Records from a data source
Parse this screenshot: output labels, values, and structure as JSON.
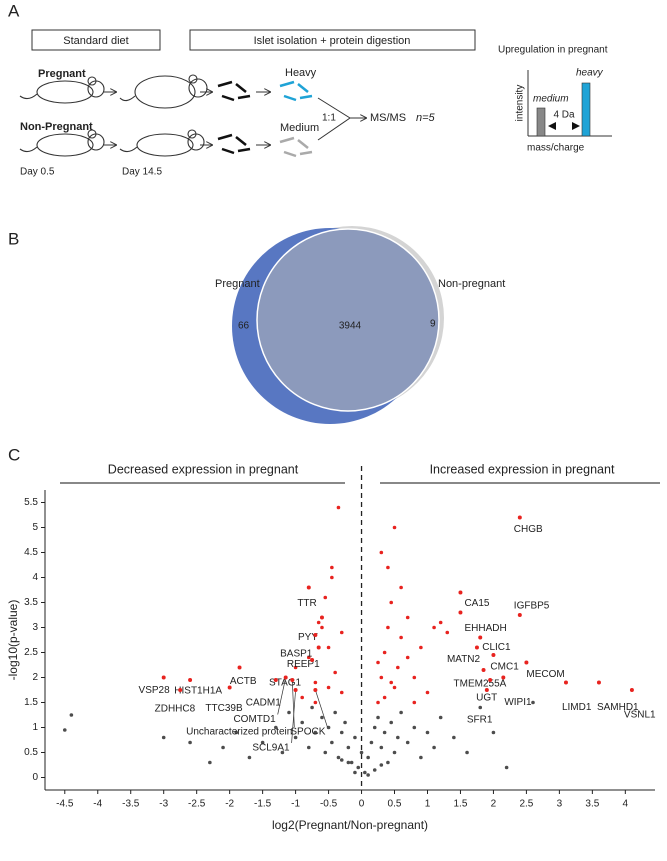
{
  "panel_a": {
    "label": "A",
    "standard_diet": "Standard diet",
    "islet_isolation": "Islet isolation + protein digestion",
    "pregnant": "Pregnant",
    "non_pregnant": "Non-Pregnant",
    "day_start": "Day 0.5",
    "day_end": "Day 14.5",
    "heavy": "Heavy",
    "medium": "Medium",
    "ratio": "1:1",
    "ms": "MS/MS",
    "n": "n=5",
    "inset": {
      "title": "Upregulation in pregnant",
      "y_label": "intensity",
      "x_label": "mass/charge",
      "medium": "medium",
      "heavy": "heavy",
      "shift": "4 Da"
    }
  },
  "panel_b": {
    "label": "B",
    "left_name": "Pregnant",
    "right_name": "Non-pregnant",
    "left_only": "66",
    "overlap": "3944",
    "right_only": "9"
  },
  "panel_c": {
    "label": "C",
    "left_header": "Decreased expression in pregnant",
    "right_header": "Increased expression in pregnant"
  },
  "chart_data": {
    "type": "scatter",
    "x_label": "log2(Pregnant/Non-pregnant)",
    "y_label": "-log10(p-value)",
    "xlim": [
      -4.8,
      4.45
    ],
    "ylim": [
      -0.25,
      5.75
    ],
    "xticks": [
      -4.5,
      -4,
      -3.5,
      -3,
      -2.5,
      -2,
      -1.5,
      -1,
      -0.5,
      0,
      0.5,
      1,
      1.5,
      2,
      2.5,
      3,
      3.5,
      4
    ],
    "yticks": [
      0,
      0.5,
      1,
      1.5,
      2,
      2.5,
      3,
      3.5,
      4,
      4.5,
      5,
      5.5
    ],
    "series": [
      {
        "color": "#4d4d4d",
        "x": [
          -4.5,
          -4.4,
          -3.0,
          -2.6,
          -2.3,
          -2.1,
          -1.9,
          -1.7,
          -1.5,
          -1.3,
          -1.2,
          -1.1,
          -1.0,
          -0.9,
          -0.8,
          -0.75,
          -0.7,
          -0.6,
          -0.55,
          -0.5,
          -0.45,
          -0.4,
          -0.35,
          -0.3,
          -0.25,
          -0.2,
          -0.15,
          -0.1,
          -0.05,
          0.0,
          0.05,
          0.1,
          0.15,
          0.2,
          0.25,
          0.3,
          0.35,
          0.4,
          0.45,
          0.5,
          0.55,
          0.6,
          0.7,
          0.8,
          0.9,
          1.0,
          1.1,
          1.2,
          1.4,
          1.6,
          1.8,
          2.0,
          2.2,
          2.6,
          0.1,
          -0.1,
          0.2,
          -0.2,
          0.3,
          -0.3
        ],
        "values": [
          0.95,
          1.25,
          0.8,
          0.7,
          0.3,
          0.6,
          0.9,
          0.4,
          0.7,
          1.0,
          0.5,
          1.3,
          0.8,
          1.1,
          0.6,
          1.4,
          0.9,
          1.2,
          0.5,
          1.0,
          0.7,
          1.3,
          0.4,
          0.9,
          1.1,
          0.6,
          0.3,
          0.8,
          0.2,
          0.5,
          0.1,
          0.4,
          0.7,
          1.0,
          1.2,
          0.6,
          0.9,
          0.3,
          1.1,
          0.5,
          0.8,
          1.3,
          0.7,
          1.0,
          0.4,
          0.9,
          0.6,
          1.2,
          0.8,
          0.5,
          1.4,
          0.9,
          0.2,
          1.5,
          0.05,
          0.1,
          0.15,
          0.3,
          0.25,
          0.35
        ]
      },
      {
        "color": "#e8231f",
        "x": [
          0.25,
          0.3,
          0.35,
          0.4,
          0.45,
          0.5,
          0.55,
          0.6,
          0.7,
          0.8,
          0.9,
          1.0,
          1.1,
          1.3,
          0.3,
          0.4,
          0.5,
          0.6,
          0.7,
          0.35,
          0.45,
          0.25,
          0.8,
          1.2,
          -0.3,
          -0.4,
          -0.5,
          -0.6,
          -0.7,
          -0.8,
          -0.9,
          -0.35,
          -0.45,
          -0.55,
          -0.65,
          -0.5,
          -0.3,
          -1.0,
          -0.45,
          -0.7
        ],
        "values": [
          1.5,
          2.0,
          2.5,
          3.0,
          3.5,
          1.8,
          2.2,
          2.8,
          3.2,
          2.0,
          2.6,
          1.7,
          3.0,
          2.9,
          4.5,
          4.2,
          5.0,
          3.8,
          2.4,
          1.6,
          1.9,
          2.3,
          1.5,
          3.1,
          1.7,
          2.1,
          2.6,
          3.0,
          1.9,
          2.4,
          1.6,
          5.4,
          4.2,
          3.6,
          3.1,
          1.8,
          2.9,
          2.2,
          4.0,
          1.5
        ]
      }
    ],
    "annotation_color": "#e8231f",
    "annotations": [
      {
        "text": "CHGB",
        "x": 2.4,
        "y": 5.2
      },
      {
        "text": "CA15",
        "x": 1.5,
        "y": 3.7
      },
      {
        "text": "IGFBP5",
        "x": 2.4,
        "y": 3.25
      },
      {
        "text": "EHHADH",
        "x": 1.5,
        "y": 3.3
      },
      {
        "text": "CLIC1",
        "x": 1.8,
        "y": 2.8
      },
      {
        "text": "MATN2",
        "x": 1.75,
        "y": 2.6
      },
      {
        "text": "CMC1",
        "x": 2.0,
        "y": 2.45
      },
      {
        "text": "MECOM",
        "x": 2.5,
        "y": 2.3
      },
      {
        "text": "TMEM255A",
        "x": 1.85,
        "y": 2.15
      },
      {
        "text": "UGT",
        "x": 1.95,
        "y": 1.95
      },
      {
        "text": "WIPI1",
        "x": 2.15,
        "y": 2.0
      },
      {
        "text": "SFR1",
        "x": 1.9,
        "y": 1.75
      },
      {
        "text": "LIMD1",
        "x": 3.1,
        "y": 1.9
      },
      {
        "text": "SAMHD1",
        "x": 3.6,
        "y": 1.9
      },
      {
        "text": "VSNL1",
        "x": 4.1,
        "y": 1.75
      },
      {
        "text": "TTR",
        "x": -0.8,
        "y": 3.8
      },
      {
        "text": "PYY",
        "x": -0.6,
        "y": 3.2
      },
      {
        "text": "BASP1",
        "x": -0.7,
        "y": 2.85
      },
      {
        "text": "REEP1",
        "x": -0.65,
        "y": 2.6
      },
      {
        "text": "STAG1",
        "x": -0.75,
        "y": 2.35
      },
      {
        "text": "ACTB",
        "x": -1.85,
        "y": 2.2
      },
      {
        "text": "CADM1",
        "x": -1.3,
        "y": 1.95
      },
      {
        "text": "VSP28",
        "x": -3.0,
        "y": 2.0
      },
      {
        "text": "HIST1H1A",
        "x": -2.6,
        "y": 1.95
      },
      {
        "text": "ZDHHC8",
        "x": -2.75,
        "y": 1.75
      },
      {
        "text": "TTC39B",
        "x": -2.0,
        "y": 1.8
      },
      {
        "text": "COMTD1",
        "x": -1.15,
        "y": 2.0
      },
      {
        "text": "Uncharacterized protein",
        "x": -1.05,
        "y": 1.95
      },
      {
        "text": "SPOCK",
        "x": -0.7,
        "y": 1.75
      },
      {
        "text": "SCL9A1",
        "x": -1.0,
        "y": 1.75
      }
    ]
  }
}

* Assigned task *
Without the pictures, please output every record exactly.

* Solved problem *
Parse this screenshot: output labels, values, and structure as JSON.
{
  "panel_a": {
    "label": "A",
    "standard_diet": "Standard diet",
    "islet_isolation": "Islet isolation + protein digestion",
    "pregnant": "Pregnant",
    "non_pregnant": "Non-Pregnant",
    "day_start": "Day 0.5",
    "day_end": "Day 14.5",
    "heavy": "Heavy",
    "medium": "Medium",
    "ratio": "1:1",
    "ms": "MS/MS",
    "n": "n=5",
    "inset": {
      "title": "Upregulation in pregnant",
      "y_label": "intensity",
      "x_label": "mass/charge",
      "medium": "medium",
      "heavy": "heavy",
      "shift": "4 Da"
    }
  },
  "panel_b": {
    "label": "B",
    "left_name": "Pregnant",
    "right_name": "Non-pregnant",
    "left_only": "66",
    "overlap": "3944",
    "right_only": "9"
  },
  "panel_c": {
    "label": "C",
    "left_header": "Decreased expression in pregnant",
    "right_header": "Increased expression in pregnant"
  },
  "chart_data": {
    "type": "scatter",
    "x_label": "log2(Pregnant/Non-pregnant)",
    "y_label": "-log10(p-value)",
    "xlim": [
      -4.8,
      4.45
    ],
    "ylim": [
      -0.25,
      5.75
    ],
    "xticks": [
      -4.5,
      -4,
      -3.5,
      -3,
      -2.5,
      -2,
      -1.5,
      -1,
      -0.5,
      0,
      0.5,
      1,
      1.5,
      2,
      2.5,
      3,
      3.5,
      4
    ],
    "yticks": [
      0,
      0.5,
      1,
      1.5,
      2,
      2.5,
      3,
      3.5,
      4,
      4.5,
      5,
      5.5
    ],
    "series": [
      {
        "color": "#4d4d4d",
        "x": [
          -4.5,
          -4.4,
          -3.0,
          -2.6,
          -2.3,
          -2.1,
          -1.9,
          -1.7,
          -1.5,
          -1.3,
          -1.2,
          -1.1,
          -1.0,
          -0.9,
          -0.8,
          -0.75,
          -0.7,
          -0.6,
          -0.55,
          -0.5,
          -0.45,
          -0.4,
          -0.35,
          -0.3,
          -0.25,
          -0.2,
          -0.15,
          -0.1,
          -0.05,
          0.0,
          0.05,
          0.1,
          0.15,
          0.2,
          0.25,
          0.3,
          0.35,
          0.4,
          0.45,
          0.5,
          0.55,
          0.6,
          0.7,
          0.8,
          0.9,
          1.0,
          1.1,
          1.2,
          1.4,
          1.6,
          1.8,
          2.0,
          2.2,
          2.6,
          0.1,
          -0.1,
          0.2,
          -0.2,
          0.3,
          -0.3
        ],
        "values": [
          0.95,
          1.25,
          0.8,
          0.7,
          0.3,
          0.6,
          0.9,
          0.4,
          0.7,
          1.0,
          0.5,
          1.3,
          0.8,
          1.1,
          0.6,
          1.4,
          0.9,
          1.2,
          0.5,
          1.0,
          0.7,
          1.3,
          0.4,
          0.9,
          1.1,
          0.6,
          0.3,
          0.8,
          0.2,
          0.5,
          0.1,
          0.4,
          0.7,
          1.0,
          1.2,
          0.6,
          0.9,
          0.3,
          1.1,
          0.5,
          0.8,
          1.3,
          0.7,
          1.0,
          0.4,
          0.9,
          0.6,
          1.2,
          0.8,
          0.5,
          1.4,
          0.9,
          0.2,
          1.5,
          0.05,
          0.1,
          0.15,
          0.3,
          0.25,
          0.35
        ]
      },
      {
        "color": "#e8231f",
        "x": [
          0.25,
          0.3,
          0.35,
          0.4,
          0.45,
          0.5,
          0.55,
          0.6,
          0.7,
          0.8,
          0.9,
          1.0,
          1.1,
          1.3,
          0.3,
          0.4,
          0.5,
          0.6,
          0.7,
          0.35,
          0.45,
          0.25,
          0.8,
          1.2,
          -0.3,
          -0.4,
          -0.5,
          -0.6,
          -0.7,
          -0.8,
          -0.9,
          -0.35,
          -0.45,
          -0.55,
          -0.65,
          -0.5,
          -0.3,
          -1.0,
          -0.45,
          -0.7
        ],
        "values": [
          1.5,
          2.0,
          2.5,
          3.0,
          3.5,
          1.8,
          2.2,
          2.8,
          3.2,
          2.0,
          2.6,
          1.7,
          3.0,
          2.9,
          4.5,
          4.2,
          5.0,
          3.8,
          2.4,
          1.6,
          1.9,
          2.3,
          1.5,
          3.1,
          1.7,
          2.1,
          2.6,
          3.0,
          1.9,
          2.4,
          1.6,
          5.4,
          4.2,
          3.6,
          3.1,
          1.8,
          2.9,
          2.2,
          4.0,
          1.5
        ]
      }
    ],
    "annotation_color": "#e8231f",
    "annotations": [
      {
        "text": "CHGB",
        "x": 2.4,
        "y": 5.2
      },
      {
        "text": "CA15",
        "x": 1.5,
        "y": 3.7
      },
      {
        "text": "IGFBP5",
        "x": 2.4,
        "y": 3.25
      },
      {
        "text": "EHHADH",
        "x": 1.5,
        "y": 3.3
      },
      {
        "text": "CLIC1",
        "x": 1.8,
        "y": 2.8
      },
      {
        "text": "MATN2",
        "x": 1.75,
        "y": 2.6
      },
      {
        "text": "CMC1",
        "x": 2.0,
        "y": 2.45
      },
      {
        "text": "MECOM",
        "x": 2.5,
        "y": 2.3
      },
      {
        "text": "TMEM255A",
        "x": 1.85,
        "y": 2.15
      },
      {
        "text": "UGT",
        "x": 1.95,
        "y": 1.95
      },
      {
        "text": "WIPI1",
        "x": 2.15,
        "y": 2.0
      },
      {
        "text": "SFR1",
        "x": 1.9,
        "y": 1.75
      },
      {
        "text": "LIMD1",
        "x": 3.1,
        "y": 1.9
      },
      {
        "text": "SAMHD1",
        "x": 3.6,
        "y": 1.9
      },
      {
        "text": "VSNL1",
        "x": 4.1,
        "y": 1.75
      },
      {
        "text": "TTR",
        "x": -0.8,
        "y": 3.8
      },
      {
        "text": "PYY",
        "x": -0.6,
        "y": 3.2
      },
      {
        "text": "BASP1",
        "x": -0.7,
        "y": 2.85
      },
      {
        "text": "REEP1",
        "x": -0.65,
        "y": 2.6
      },
      {
        "text": "STAG1",
        "x": -0.75,
        "y": 2.35
      },
      {
        "text": "ACTB",
        "x": -1.85,
        "y": 2.2
      },
      {
        "text": "CADM1",
        "x": -1.3,
        "y": 1.95
      },
      {
        "text": "VSP28",
        "x": -3.0,
        "y": 2.0
      },
      {
        "text": "HIST1H1A",
        "x": -2.6,
        "y": 1.95
      },
      {
        "text": "ZDHHC8",
        "x": -2.75,
        "y": 1.75
      },
      {
        "text": "TTC39B",
        "x": -2.0,
        "y": 1.8
      },
      {
        "text": "COMTD1",
        "x": -1.15,
        "y": 2.0
      },
      {
        "text": "Uncharacterized protein",
        "x": -1.05,
        "y": 1.95
      },
      {
        "text": "SPOCK",
        "x": -0.7,
        "y": 1.75
      },
      {
        "text": "SCL9A1",
        "x": -1.0,
        "y": 1.75
      }
    ]
  }
}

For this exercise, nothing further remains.